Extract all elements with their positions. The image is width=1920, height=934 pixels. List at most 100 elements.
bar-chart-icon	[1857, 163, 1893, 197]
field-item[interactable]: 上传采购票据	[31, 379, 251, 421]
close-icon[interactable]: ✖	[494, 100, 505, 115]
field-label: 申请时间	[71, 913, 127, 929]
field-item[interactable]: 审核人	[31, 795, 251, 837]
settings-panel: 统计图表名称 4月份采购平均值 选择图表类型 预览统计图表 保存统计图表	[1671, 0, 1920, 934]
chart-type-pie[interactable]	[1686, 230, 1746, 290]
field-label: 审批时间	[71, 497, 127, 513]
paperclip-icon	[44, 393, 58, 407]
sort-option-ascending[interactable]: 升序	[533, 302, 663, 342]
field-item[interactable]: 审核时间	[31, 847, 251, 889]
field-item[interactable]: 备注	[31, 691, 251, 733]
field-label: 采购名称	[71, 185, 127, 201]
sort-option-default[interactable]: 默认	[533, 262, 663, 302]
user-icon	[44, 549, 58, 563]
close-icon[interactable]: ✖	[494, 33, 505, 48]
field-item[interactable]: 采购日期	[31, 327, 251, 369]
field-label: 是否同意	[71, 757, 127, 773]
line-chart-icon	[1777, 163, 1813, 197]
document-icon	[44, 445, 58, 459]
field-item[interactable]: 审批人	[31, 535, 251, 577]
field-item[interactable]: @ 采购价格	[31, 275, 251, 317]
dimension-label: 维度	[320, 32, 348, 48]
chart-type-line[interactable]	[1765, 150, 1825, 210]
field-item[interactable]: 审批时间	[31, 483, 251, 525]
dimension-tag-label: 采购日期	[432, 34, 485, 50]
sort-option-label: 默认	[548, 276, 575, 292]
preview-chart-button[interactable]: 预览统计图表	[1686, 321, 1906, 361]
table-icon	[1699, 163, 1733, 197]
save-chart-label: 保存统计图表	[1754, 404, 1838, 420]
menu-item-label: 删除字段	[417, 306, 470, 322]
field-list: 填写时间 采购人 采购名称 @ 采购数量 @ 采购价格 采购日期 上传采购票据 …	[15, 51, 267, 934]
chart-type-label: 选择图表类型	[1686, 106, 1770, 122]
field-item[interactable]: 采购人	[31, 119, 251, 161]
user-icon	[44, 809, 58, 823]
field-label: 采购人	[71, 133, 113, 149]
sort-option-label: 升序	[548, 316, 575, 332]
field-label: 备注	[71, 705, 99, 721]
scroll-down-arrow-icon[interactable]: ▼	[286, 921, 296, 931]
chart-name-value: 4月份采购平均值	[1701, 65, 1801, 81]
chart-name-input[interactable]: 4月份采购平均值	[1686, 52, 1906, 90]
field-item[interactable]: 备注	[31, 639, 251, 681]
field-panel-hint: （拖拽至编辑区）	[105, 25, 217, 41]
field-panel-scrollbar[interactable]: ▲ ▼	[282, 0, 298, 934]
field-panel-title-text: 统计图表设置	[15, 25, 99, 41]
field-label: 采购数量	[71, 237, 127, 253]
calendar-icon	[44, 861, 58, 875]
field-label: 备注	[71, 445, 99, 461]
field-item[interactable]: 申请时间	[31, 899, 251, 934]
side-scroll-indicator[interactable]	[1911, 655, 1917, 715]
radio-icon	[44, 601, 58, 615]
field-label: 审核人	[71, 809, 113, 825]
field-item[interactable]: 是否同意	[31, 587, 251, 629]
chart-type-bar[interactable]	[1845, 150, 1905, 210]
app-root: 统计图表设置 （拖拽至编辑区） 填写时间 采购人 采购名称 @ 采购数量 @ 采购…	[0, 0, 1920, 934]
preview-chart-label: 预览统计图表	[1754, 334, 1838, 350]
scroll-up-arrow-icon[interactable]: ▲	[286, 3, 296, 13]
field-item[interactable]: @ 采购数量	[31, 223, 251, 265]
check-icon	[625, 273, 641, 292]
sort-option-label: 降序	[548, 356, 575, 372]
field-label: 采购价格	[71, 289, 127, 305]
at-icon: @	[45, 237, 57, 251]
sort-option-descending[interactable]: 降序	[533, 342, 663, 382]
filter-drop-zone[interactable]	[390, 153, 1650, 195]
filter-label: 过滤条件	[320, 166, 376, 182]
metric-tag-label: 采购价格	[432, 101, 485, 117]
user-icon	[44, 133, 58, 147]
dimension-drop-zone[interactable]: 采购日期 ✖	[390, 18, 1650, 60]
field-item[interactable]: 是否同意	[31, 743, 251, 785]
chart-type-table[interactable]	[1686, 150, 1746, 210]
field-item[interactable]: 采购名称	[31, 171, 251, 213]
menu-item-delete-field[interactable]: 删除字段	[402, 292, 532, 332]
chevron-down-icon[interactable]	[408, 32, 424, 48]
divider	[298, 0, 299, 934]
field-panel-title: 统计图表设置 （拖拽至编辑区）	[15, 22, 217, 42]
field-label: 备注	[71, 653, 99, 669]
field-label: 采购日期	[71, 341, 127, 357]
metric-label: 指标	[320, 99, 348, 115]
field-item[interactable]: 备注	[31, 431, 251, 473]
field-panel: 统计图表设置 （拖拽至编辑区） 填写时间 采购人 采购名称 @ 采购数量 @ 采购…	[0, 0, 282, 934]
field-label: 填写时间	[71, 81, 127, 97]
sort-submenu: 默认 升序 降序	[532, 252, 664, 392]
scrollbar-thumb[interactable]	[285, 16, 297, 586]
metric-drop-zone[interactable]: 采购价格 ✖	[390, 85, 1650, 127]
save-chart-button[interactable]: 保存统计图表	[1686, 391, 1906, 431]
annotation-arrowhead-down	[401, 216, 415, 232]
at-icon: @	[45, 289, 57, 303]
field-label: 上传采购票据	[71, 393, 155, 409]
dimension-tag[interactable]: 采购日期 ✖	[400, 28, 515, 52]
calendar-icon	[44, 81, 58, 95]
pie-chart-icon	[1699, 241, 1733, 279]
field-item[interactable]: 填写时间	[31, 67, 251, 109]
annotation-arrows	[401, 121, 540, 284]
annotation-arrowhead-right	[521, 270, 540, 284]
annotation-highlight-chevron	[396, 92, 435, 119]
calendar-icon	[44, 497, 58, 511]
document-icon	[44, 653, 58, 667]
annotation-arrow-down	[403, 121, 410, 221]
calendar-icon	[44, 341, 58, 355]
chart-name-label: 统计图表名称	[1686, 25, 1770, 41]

§

• DIRECTION
Copy every one of these rows without any changes.

• RESULT FOR THIS EXERCISE
Extract all elements with their positions. The image is width=1920, height=934 pixels. List at most 100 elements.
bar-chart-icon	[1857, 163, 1893, 197]
field-item[interactable]: 上传采购票据	[31, 379, 251, 421]
close-icon[interactable]: ✖	[494, 100, 505, 115]
field-label: 申请时间	[71, 913, 127, 929]
field-item[interactable]: 审核人	[31, 795, 251, 837]
settings-panel: 统计图表名称 4月份采购平均值 选择图表类型 预览统计图表 保存统计图表	[1671, 0, 1920, 934]
chart-type-pie[interactable]	[1686, 230, 1746, 290]
field-label: 审批时间	[71, 497, 127, 513]
paperclip-icon	[44, 393, 58, 407]
sort-option-ascending[interactable]: 升序	[533, 302, 663, 342]
field-item[interactable]: 审核时间	[31, 847, 251, 889]
field-item[interactable]: 备注	[31, 691, 251, 733]
field-label: 采购名称	[71, 185, 127, 201]
sort-option-default[interactable]: 默认	[533, 262, 663, 302]
user-icon	[44, 549, 58, 563]
close-icon[interactable]: ✖	[494, 33, 505, 48]
field-item[interactable]: 采购日期	[31, 327, 251, 369]
field-label: 是否同意	[71, 757, 127, 773]
line-chart-icon	[1777, 163, 1813, 197]
document-icon	[44, 445, 58, 459]
field-item[interactable]: 审批人	[31, 535, 251, 577]
field-item[interactable]: @ 采购价格	[31, 275, 251, 317]
dimension-label: 维度	[320, 32, 348, 48]
chart-type-line[interactable]	[1765, 150, 1825, 210]
field-item[interactable]: 审批时间	[31, 483, 251, 525]
dimension-tag-label: 采购日期	[432, 34, 485, 50]
sort-option-label: 默认	[548, 276, 575, 292]
preview-chart-button[interactable]: 预览统计图表	[1686, 321, 1906, 361]
table-icon	[1699, 163, 1733, 197]
save-chart-label: 保存统计图表	[1754, 404, 1838, 420]
menu-item-label: 删除字段	[417, 306, 470, 322]
field-list: 填写时间 采购人 采购名称 @ 采购数量 @ 采购价格 采购日期 上传采购票据 …	[15, 51, 267, 934]
chart-type-label: 选择图表类型	[1686, 106, 1770, 122]
field-item[interactable]: 采购人	[31, 119, 251, 161]
user-icon	[44, 809, 58, 823]
field-label: 采购人	[71, 133, 113, 149]
sort-option-label: 升序	[548, 316, 575, 332]
field-label: 备注	[71, 705, 99, 721]
scroll-down-arrow-icon[interactable]: ▼	[286, 921, 296, 931]
chart-name-value: 4月份采购平均值	[1701, 65, 1801, 81]
chart-name-input[interactable]: 4月份采购平均值	[1686, 52, 1906, 90]
field-item[interactable]: 备注	[31, 639, 251, 681]
field-panel-hint: （拖拽至编辑区）	[105, 25, 217, 41]
field-panel-scrollbar[interactable]: ▲ ▼	[282, 0, 298, 934]
field-panel-title-text: 统计图表设置	[15, 25, 99, 41]
field-label: 采购数量	[71, 237, 127, 253]
calendar-icon	[44, 861, 58, 875]
field-label: 备注	[71, 445, 99, 461]
field-item[interactable]: 申请时间	[31, 899, 251, 934]
side-scroll-indicator[interactable]	[1911, 655, 1917, 715]
radio-icon	[44, 601, 58, 615]
field-label: 审核人	[71, 809, 113, 825]
field-item[interactable]: 是否同意	[31, 587, 251, 629]
chart-type-bar[interactable]	[1845, 150, 1905, 210]
app-root: 统计图表设置 （拖拽至编辑区） 填写时间 采购人 采购名称 @ 采购数量 @ 采购…	[0, 0, 1920, 934]
preview-chart-label: 预览统计图表	[1754, 334, 1838, 350]
scroll-up-arrow-icon[interactable]: ▲	[286, 3, 296, 13]
field-item[interactable]: @ 采购数量	[31, 223, 251, 265]
check-icon	[625, 273, 641, 292]
sort-option-label: 降序	[548, 356, 575, 372]
field-label: 采购价格	[71, 289, 127, 305]
at-icon: @	[45, 237, 57, 251]
sort-option-descending[interactable]: 降序	[533, 342, 663, 382]
filter-drop-zone[interactable]	[390, 153, 1650, 195]
filter-label: 过滤条件	[320, 166, 376, 182]
metric-tag-label: 采购价格	[432, 101, 485, 117]
user-icon	[44, 133, 58, 147]
dimension-drop-zone[interactable]: 采购日期 ✖	[390, 18, 1650, 60]
field-item[interactable]: 是否同意	[31, 743, 251, 785]
chart-type-table[interactable]	[1686, 150, 1746, 210]
field-item[interactable]: 采购名称	[31, 171, 251, 213]
menu-item-delete-field[interactable]: 删除字段	[402, 292, 532, 332]
chevron-down-icon[interactable]	[408, 32, 424, 48]
divider	[298, 0, 299, 934]
field-panel-title: 统计图表设置 （拖拽至编辑区）	[15, 22, 217, 42]
field-label: 备注	[71, 653, 99, 669]
field-label: 采购日期	[71, 341, 127, 357]
metric-label: 指标	[320, 99, 348, 115]
field-item[interactable]: 备注	[31, 431, 251, 473]
field-panel: 统计图表设置 （拖拽至编辑区） 填写时间 采购人 采购名称 @ 采购数量 @ 采购…	[0, 0, 282, 934]
field-label: 填写时间	[71, 81, 127, 97]
sort-submenu: 默认 升序 降序	[532, 252, 664, 392]
scrollbar-thumb[interactable]	[285, 16, 297, 586]
metric-drop-zone[interactable]: 采购价格 ✖	[390, 85, 1650, 127]
save-chart-button[interactable]: 保存统计图表	[1686, 391, 1906, 431]
annotation-arrowhead-down	[401, 216, 415, 232]
at-icon: @	[45, 289, 57, 303]
field-label: 上传采购票据	[71, 393, 155, 409]
dimension-tag[interactable]: 采购日期 ✖	[400, 28, 515, 52]
calendar-icon	[44, 81, 58, 95]
pie-chart-icon	[1699, 241, 1733, 279]
field-item[interactable]: 填写时间	[31, 67, 251, 109]
annotation-arrows	[401, 121, 540, 284]
annotation-arrowhead-right	[521, 270, 540, 284]
annotation-highlight-chevron	[396, 92, 435, 119]
calendar-icon	[44, 497, 58, 511]
document-icon	[44, 653, 58, 667]
annotation-arrow-down	[403, 121, 410, 221]
calendar-icon	[44, 341, 58, 355]
chart-name-label: 统计图表名称	[1686, 25, 1770, 41]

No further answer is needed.